- Short task -
Copy all lines below containing "intercept".

- Data for processing -
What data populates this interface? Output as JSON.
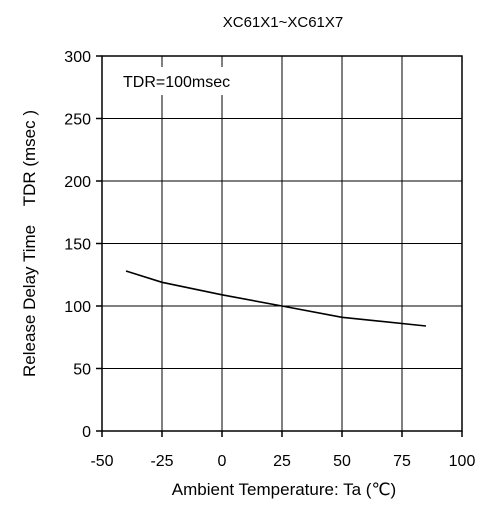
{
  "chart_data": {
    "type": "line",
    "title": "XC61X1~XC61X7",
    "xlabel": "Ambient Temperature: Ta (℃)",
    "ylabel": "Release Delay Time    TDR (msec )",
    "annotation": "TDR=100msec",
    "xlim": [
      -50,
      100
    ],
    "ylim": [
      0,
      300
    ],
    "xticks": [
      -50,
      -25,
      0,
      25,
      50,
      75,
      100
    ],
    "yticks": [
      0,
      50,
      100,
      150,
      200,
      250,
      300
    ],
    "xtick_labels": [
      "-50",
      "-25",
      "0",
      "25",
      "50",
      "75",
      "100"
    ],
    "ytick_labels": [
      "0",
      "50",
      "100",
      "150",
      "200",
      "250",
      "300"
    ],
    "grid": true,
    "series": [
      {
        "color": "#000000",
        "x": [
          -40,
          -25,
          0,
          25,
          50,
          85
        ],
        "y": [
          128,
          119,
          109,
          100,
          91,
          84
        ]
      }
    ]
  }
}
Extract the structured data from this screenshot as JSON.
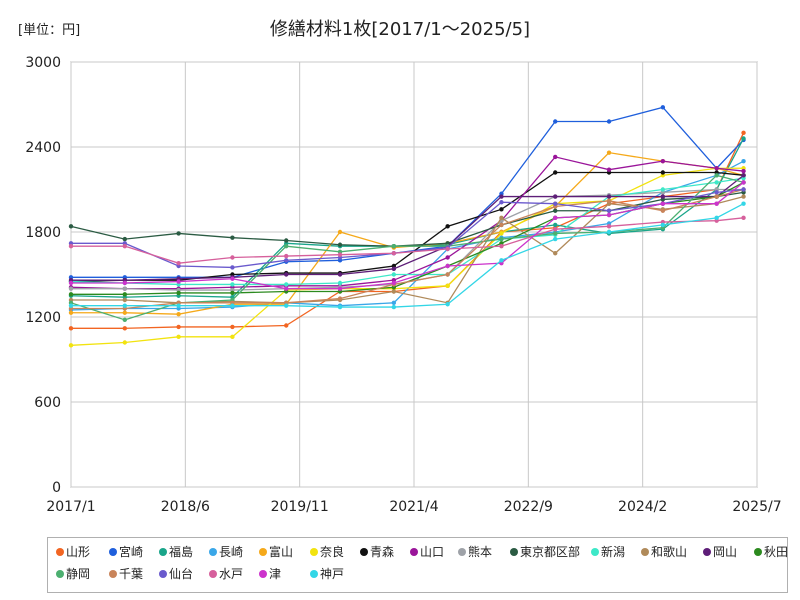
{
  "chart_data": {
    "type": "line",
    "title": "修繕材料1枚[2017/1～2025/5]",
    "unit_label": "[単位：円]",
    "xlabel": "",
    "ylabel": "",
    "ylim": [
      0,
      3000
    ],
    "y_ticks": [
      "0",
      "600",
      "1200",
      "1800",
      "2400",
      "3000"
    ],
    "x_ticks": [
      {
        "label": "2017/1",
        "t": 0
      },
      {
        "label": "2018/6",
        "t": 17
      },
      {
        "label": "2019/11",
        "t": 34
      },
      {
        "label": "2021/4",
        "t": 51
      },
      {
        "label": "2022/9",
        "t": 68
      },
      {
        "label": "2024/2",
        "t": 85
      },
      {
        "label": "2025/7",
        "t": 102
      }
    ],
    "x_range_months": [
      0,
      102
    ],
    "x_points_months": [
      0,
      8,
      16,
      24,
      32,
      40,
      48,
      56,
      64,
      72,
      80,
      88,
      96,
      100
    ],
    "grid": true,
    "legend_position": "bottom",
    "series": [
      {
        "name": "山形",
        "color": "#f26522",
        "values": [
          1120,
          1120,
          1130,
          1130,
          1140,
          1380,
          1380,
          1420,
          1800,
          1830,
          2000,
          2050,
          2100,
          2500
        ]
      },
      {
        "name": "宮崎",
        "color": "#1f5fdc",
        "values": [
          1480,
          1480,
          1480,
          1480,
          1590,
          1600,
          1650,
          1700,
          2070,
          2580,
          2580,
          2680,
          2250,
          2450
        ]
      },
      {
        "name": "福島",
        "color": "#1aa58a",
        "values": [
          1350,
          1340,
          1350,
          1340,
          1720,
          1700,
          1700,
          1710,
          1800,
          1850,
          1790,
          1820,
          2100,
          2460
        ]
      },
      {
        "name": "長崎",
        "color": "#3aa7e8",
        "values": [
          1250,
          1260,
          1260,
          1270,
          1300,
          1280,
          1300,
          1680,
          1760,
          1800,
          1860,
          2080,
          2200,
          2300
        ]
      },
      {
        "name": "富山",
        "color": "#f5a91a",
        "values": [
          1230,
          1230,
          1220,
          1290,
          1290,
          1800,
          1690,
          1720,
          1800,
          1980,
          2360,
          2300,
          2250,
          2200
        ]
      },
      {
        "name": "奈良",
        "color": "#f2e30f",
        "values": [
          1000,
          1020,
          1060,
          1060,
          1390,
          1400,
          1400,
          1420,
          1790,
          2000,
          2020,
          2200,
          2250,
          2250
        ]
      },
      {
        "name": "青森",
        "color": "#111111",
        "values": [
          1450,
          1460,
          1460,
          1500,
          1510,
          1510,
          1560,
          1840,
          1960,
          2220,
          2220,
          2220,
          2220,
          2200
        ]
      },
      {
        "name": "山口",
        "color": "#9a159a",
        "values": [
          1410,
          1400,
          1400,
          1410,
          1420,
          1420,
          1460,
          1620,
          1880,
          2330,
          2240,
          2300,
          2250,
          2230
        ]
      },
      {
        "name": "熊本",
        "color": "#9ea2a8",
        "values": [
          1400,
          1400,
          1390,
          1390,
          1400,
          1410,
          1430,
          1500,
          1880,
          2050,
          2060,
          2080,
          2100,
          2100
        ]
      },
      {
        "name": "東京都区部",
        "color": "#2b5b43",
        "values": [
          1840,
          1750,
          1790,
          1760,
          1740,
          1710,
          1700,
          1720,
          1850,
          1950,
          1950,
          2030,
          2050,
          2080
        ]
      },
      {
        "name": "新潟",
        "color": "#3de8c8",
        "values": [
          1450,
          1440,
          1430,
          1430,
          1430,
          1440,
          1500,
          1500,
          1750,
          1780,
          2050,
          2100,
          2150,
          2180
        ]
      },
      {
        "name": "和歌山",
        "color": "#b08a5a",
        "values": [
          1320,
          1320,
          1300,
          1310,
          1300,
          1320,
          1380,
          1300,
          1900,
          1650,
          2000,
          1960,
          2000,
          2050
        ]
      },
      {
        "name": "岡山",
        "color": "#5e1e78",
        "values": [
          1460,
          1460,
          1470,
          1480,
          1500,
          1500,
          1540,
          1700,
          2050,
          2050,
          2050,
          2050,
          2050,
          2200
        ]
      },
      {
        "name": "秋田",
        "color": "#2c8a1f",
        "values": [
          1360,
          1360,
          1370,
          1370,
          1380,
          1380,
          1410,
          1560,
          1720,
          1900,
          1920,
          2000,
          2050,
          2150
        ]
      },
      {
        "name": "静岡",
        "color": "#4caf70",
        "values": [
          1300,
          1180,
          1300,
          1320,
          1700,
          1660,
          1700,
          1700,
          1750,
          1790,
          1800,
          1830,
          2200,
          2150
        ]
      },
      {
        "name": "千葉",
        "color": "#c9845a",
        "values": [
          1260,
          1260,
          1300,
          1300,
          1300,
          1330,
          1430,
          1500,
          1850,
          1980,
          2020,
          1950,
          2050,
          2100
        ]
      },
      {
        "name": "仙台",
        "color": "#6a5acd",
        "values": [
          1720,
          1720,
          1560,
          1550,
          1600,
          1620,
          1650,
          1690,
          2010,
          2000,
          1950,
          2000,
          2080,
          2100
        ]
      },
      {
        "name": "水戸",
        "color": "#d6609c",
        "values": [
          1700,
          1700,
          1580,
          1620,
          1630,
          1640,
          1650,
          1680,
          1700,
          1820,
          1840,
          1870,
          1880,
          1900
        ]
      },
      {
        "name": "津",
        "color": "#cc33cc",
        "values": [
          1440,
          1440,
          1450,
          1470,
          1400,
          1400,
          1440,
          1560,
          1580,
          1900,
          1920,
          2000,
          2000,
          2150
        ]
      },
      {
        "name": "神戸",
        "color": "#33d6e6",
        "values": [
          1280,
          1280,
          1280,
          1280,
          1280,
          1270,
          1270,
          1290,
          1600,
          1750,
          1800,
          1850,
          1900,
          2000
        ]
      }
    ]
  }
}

...

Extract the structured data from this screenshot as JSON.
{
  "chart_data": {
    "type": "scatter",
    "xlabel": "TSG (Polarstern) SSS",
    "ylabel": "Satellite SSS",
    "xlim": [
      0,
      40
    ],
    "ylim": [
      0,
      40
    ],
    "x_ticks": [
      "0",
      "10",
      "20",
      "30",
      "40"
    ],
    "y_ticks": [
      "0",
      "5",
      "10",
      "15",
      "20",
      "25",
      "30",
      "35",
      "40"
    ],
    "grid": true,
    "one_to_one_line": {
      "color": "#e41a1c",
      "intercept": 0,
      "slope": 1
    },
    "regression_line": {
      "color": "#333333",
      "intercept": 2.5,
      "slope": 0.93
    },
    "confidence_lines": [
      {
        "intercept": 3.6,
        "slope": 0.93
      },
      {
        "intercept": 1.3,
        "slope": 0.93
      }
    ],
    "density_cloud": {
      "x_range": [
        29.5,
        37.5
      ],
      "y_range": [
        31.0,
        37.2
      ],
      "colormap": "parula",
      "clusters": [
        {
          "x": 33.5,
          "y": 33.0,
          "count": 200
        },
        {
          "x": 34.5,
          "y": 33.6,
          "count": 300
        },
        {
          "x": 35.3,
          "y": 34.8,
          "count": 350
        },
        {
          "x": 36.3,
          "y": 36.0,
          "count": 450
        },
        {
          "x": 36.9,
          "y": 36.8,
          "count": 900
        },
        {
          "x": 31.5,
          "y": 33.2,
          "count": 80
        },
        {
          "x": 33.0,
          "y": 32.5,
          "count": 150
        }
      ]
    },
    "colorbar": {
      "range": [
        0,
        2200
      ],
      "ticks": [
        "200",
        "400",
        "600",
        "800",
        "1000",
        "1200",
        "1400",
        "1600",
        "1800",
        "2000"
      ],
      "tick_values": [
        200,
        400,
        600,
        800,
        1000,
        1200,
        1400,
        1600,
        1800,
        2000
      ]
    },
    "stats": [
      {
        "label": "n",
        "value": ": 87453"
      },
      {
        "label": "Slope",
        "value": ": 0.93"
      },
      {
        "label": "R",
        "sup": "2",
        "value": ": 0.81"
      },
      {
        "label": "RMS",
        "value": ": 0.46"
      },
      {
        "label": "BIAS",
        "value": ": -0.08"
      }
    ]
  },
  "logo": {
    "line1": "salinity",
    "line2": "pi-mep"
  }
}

==

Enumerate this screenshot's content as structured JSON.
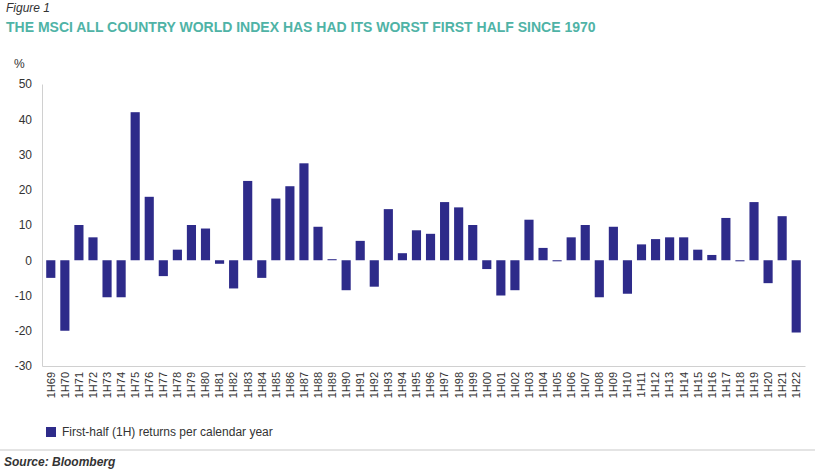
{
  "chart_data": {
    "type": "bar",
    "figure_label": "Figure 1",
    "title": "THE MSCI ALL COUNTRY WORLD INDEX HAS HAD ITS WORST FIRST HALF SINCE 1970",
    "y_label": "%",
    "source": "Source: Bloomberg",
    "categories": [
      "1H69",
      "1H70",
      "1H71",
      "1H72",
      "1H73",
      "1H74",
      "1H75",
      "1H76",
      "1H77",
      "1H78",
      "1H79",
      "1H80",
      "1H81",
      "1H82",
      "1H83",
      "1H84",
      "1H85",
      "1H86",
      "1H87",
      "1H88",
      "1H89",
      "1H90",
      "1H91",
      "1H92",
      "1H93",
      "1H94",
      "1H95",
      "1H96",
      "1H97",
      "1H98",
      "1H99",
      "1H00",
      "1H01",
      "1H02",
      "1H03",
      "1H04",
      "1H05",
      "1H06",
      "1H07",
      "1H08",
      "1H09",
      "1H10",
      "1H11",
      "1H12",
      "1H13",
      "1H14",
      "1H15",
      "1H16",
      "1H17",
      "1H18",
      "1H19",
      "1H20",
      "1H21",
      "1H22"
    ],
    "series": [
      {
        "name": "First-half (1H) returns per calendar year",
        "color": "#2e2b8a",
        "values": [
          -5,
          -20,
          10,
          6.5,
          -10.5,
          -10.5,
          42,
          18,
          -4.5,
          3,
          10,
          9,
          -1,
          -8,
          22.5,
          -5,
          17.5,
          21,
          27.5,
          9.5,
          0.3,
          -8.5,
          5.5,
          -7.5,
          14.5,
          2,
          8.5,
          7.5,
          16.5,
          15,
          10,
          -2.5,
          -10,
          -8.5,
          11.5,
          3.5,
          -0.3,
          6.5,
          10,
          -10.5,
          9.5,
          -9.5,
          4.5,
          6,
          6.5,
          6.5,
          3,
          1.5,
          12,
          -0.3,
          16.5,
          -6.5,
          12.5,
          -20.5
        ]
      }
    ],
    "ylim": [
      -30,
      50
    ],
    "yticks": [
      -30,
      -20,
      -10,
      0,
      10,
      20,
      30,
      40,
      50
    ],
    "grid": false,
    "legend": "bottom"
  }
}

- Response to the task -
      "intercept": 0,
      "intercept": 2.5,
        "intercept": 3.6,
        "intercept": 1.3,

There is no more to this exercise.